*Excerpt provided*:
Russia-Aligned ‘Curly COMrades’ Hackers Deploy Stealthy COM Hijack to Burrow into Government and Energy Networks
- Cyber Jill

- Aug 12
- 3 min read
A newly identified cyber-espionage group, dubbed Curly COMrades, has been quietly infiltrating critical government and energy networks in Eastern Europe using a rare persistence trick hidden in plain sight.
Researchers at Bitdefender Labs say the group—believed to operate in alignment with Russian geopolitical interests—has been active since at least mid-2024, targeting judicial and government bodies in Georgia and an energy distributor in Moldova. Their aim: embed themselves deep inside networks for the long haul, harvest credentials, and exfiltrate sensitive data with as little noise as possible.
An Unorthodox Foothold: COM Hijacking Meets NGEN
While most espionage crews lean on tried-and-true persistence methods, Curly COMrades introduced a twist: hijacking Component Object Model (COM) handlers linked to Microsoft’s Native Image Generator (NGEN). This normally dormant .NET optimization service is periodically—and unpredictably—reactivated by Windows, allowing the malware to resurface without triggering conventional startup alarms.
“This is persistence that can survive reboots, updates, and potentially security scans,” said James McQuiggan, Security Awareness Advocate at KnowBe4. “By encrypting their commands and abusing Windows features such as COM objects, attackers are creating persistence that can survive reboots, updates, and potentially security scans.”
The hijack loads a custom backdoor, MucorAgent—a three-stage, AES-encrypted, PowerShell-driven implant capable of executing scripts invisibly, patching AMSI to bypass antivirus inspection, and exfiltrating results disguised as PNG image files via curl.exe.

*Dataset records*:

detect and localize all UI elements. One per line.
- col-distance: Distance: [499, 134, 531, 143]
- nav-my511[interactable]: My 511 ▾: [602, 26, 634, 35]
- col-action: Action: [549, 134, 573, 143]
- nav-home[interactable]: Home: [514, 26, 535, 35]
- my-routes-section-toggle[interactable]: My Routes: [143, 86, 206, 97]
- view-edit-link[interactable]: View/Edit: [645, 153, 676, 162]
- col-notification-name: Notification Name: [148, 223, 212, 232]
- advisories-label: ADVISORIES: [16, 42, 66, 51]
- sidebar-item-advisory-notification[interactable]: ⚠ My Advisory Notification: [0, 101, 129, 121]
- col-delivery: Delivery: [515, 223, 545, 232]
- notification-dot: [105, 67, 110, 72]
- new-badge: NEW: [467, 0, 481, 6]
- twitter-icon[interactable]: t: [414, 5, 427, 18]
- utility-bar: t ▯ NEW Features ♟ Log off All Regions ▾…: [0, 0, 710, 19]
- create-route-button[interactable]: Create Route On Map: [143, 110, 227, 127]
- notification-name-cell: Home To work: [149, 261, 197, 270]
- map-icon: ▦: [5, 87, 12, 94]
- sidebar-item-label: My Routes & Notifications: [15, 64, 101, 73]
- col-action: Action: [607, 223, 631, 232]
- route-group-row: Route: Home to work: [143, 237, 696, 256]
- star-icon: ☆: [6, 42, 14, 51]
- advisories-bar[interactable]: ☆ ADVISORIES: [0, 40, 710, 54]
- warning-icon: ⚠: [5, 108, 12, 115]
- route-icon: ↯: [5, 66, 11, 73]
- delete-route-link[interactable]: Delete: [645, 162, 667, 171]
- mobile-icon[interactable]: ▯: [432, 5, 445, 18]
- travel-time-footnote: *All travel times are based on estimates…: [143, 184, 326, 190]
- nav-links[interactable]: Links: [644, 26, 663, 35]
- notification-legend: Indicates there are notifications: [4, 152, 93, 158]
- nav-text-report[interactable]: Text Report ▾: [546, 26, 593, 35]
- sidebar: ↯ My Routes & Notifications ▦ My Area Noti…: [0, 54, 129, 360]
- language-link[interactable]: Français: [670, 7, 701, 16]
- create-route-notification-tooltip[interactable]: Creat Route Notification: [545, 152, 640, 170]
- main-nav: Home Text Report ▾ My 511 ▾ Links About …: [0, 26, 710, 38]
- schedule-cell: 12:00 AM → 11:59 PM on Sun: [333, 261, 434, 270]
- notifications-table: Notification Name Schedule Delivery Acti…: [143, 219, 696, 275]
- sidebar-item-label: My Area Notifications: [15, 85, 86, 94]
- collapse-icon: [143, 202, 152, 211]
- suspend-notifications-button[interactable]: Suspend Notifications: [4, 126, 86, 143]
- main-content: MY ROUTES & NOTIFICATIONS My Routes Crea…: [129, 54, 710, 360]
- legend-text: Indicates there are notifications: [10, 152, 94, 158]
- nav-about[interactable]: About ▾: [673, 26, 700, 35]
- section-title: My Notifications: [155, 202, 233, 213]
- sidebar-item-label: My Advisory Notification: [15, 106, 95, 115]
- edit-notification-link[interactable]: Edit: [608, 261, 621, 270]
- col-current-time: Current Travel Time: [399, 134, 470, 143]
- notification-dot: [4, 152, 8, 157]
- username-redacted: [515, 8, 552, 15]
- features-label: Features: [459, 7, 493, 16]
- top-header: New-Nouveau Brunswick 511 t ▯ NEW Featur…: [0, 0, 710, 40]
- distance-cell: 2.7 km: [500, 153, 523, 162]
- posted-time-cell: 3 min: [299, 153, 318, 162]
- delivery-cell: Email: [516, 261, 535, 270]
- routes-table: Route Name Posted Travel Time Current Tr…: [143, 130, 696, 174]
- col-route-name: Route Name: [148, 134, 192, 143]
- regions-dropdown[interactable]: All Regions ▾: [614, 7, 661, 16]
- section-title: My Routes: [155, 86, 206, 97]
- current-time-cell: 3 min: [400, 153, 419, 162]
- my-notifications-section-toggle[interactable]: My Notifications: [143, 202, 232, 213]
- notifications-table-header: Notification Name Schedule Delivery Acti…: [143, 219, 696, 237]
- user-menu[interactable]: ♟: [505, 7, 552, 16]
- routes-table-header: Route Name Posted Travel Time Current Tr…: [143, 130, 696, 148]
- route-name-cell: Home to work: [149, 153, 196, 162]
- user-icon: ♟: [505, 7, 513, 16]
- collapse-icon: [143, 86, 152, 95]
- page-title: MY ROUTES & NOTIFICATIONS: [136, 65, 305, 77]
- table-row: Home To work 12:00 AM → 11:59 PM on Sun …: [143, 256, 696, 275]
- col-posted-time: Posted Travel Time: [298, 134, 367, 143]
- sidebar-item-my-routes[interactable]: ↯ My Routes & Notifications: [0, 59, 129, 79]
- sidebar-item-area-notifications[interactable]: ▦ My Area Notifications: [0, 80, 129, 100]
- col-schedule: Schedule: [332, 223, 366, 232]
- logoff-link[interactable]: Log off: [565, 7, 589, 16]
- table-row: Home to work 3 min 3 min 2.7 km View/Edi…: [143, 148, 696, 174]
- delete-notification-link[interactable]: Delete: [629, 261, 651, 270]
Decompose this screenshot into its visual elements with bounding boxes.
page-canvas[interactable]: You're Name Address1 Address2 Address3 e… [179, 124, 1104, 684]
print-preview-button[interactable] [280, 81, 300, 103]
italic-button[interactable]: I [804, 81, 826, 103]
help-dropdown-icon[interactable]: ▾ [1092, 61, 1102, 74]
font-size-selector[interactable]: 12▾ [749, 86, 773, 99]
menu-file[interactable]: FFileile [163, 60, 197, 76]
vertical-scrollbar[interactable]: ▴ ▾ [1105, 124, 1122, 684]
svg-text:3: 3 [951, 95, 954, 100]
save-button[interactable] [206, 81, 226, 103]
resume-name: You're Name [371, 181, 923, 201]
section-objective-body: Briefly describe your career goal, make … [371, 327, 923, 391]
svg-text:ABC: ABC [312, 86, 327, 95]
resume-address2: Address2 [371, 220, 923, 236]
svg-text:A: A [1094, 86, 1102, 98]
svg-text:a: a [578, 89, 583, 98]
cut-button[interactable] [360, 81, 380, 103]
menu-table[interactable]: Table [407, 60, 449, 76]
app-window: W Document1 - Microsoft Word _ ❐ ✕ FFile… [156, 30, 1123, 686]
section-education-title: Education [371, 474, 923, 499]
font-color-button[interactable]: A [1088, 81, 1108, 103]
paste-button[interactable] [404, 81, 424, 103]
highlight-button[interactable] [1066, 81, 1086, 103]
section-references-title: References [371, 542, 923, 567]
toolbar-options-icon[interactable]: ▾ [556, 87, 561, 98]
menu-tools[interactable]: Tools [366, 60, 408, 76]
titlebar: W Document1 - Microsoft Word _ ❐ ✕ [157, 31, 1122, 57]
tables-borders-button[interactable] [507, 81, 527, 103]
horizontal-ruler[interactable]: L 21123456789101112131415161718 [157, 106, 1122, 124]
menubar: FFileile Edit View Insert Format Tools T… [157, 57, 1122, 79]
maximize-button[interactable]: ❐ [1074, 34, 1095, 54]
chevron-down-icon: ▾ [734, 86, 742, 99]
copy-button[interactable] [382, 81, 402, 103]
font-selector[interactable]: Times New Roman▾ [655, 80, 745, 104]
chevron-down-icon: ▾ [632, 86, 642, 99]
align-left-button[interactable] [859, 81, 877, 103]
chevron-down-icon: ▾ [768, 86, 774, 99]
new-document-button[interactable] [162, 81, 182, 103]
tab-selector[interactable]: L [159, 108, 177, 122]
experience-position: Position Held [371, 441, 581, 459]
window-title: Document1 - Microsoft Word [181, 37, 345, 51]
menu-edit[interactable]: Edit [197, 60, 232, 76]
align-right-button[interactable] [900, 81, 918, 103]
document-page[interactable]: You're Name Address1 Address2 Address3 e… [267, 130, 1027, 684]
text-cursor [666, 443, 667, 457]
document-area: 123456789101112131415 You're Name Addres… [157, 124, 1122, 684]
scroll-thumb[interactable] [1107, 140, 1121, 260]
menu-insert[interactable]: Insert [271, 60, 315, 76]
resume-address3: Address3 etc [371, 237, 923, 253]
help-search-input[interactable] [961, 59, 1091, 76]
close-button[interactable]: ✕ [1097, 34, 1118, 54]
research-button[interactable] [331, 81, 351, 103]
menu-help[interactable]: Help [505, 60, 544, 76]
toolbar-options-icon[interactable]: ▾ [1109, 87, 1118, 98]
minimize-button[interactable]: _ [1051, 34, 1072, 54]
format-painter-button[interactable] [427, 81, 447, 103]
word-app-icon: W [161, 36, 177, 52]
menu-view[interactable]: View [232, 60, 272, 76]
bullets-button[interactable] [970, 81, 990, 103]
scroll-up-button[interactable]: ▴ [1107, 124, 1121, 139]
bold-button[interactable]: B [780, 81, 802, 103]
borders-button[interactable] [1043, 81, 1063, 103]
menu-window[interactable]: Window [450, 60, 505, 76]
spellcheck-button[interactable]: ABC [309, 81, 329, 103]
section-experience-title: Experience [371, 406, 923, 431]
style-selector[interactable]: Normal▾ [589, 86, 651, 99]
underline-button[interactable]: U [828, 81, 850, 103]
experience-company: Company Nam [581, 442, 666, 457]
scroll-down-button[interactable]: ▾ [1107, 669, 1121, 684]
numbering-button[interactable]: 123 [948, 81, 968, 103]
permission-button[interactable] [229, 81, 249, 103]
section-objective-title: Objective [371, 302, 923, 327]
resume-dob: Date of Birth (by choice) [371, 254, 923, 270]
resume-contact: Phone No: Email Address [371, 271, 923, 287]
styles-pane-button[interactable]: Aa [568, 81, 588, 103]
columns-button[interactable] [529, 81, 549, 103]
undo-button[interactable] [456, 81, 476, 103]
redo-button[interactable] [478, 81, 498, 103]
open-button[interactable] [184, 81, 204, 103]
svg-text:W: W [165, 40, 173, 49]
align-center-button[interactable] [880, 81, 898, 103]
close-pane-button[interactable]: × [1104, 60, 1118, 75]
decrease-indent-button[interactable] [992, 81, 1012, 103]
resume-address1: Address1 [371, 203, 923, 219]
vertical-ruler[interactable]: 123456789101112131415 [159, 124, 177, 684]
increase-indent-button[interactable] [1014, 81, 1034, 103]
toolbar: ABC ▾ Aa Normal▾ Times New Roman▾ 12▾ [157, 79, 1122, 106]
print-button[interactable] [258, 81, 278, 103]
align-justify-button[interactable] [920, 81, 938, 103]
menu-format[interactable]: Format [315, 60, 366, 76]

*What is being asked*:
Continue the article on the Curly COMrades hackers from where it stops, picking up after the paragraph describing the MucorAgent backdoor.

*Result of the exercise*:
Infrastructure Disguised as Everyday Web Traffic
Bitdefender’s analysis shows the group relying heavily on proxy tooling—Resocks, SOCKS5 servers, SSH with Stunnel—to build redundant entry points. Many of these connections route through compromised but legitimate websites, masking C2 traffic inside what appears to be ordinary browsing activity.
“The heavy use of curl.exe for C2 traffic and exfiltration demonstrates a living-off-the-land approach,” said Ensar Seker, CISO at SOCRadar. “They’re blending into normal administrative activity, making detection much harder.”
Evidence suggests the group maintains a broad network of hijacked web servers to bounce traffic, further complicating attribution and allowing them to bypass geo-blocking rules.
Credential Harvesting at Scale
Once inside, Curly COMrades show an obsession with credential theft. Investigators observed repeated NTDS database extractions from domain controllers and LSASS memory dumps to recover password hashes or even plaintext credentials. The group rotated through well-known tooling—Mimikatz, procdump, DCSync—as well as custom builds derived from open-source projects like TrickDump.
The overlap in encryption techniques between these tools and MucorAgent suggests shared development resources or at least a common toolkit philosophy.
Low-Noise Data Theft
Exfiltration is sparse and manual—archives are staged in public folders, compressed with WinRAR, and pushed to attacker-controlled infrastructure via curl. That measured pace likely keeps intrusion detection systems from flagging abnormal spikes in outbound data.
According to Seker, the campaign “is not a smash-and-grab operation; it’s patient, persistent espionage” aimed at high-value targets where stealth outweighs speed.
Why the Name?
Bitdefender’s decision to christen the crew Curly COMrades breaks from the industry trend of giving APTs sleek or myth-inspired monikers. The name references both their reliance on curl.exe and their COM object hijacking, but it’s also meant to strip away any mystique.
“They are not ‘fancy bears’ or ‘wizard spiders,’” the researchers wrote. “They are simply malicious actors engaged in disruptive and harmful behavior.”
Defensive Takeaways
Analysts recommend stepped-up behavioral monitoring to detect COM object changes, irregular PowerShell activity, and unexpected curl.exe traffic patterns. Restricting the use of administrative tools and auditing scheduled tasks for inactive or odd-looking entries could surface persistence before it triggers.
McQuiggan warns that waiting for an alert isn’t enough: “Threat hunting is critical for detecting these types of attacks. If organizations are waiting for an alert, they are already losing the battle.”
For governments and critical infrastructure operators, the lesson is stark—Curly COMrades have shown that by creatively combining old techniques with uncommon persistence hooks, a patient adversary can all but disappear into the noise of daily network activity.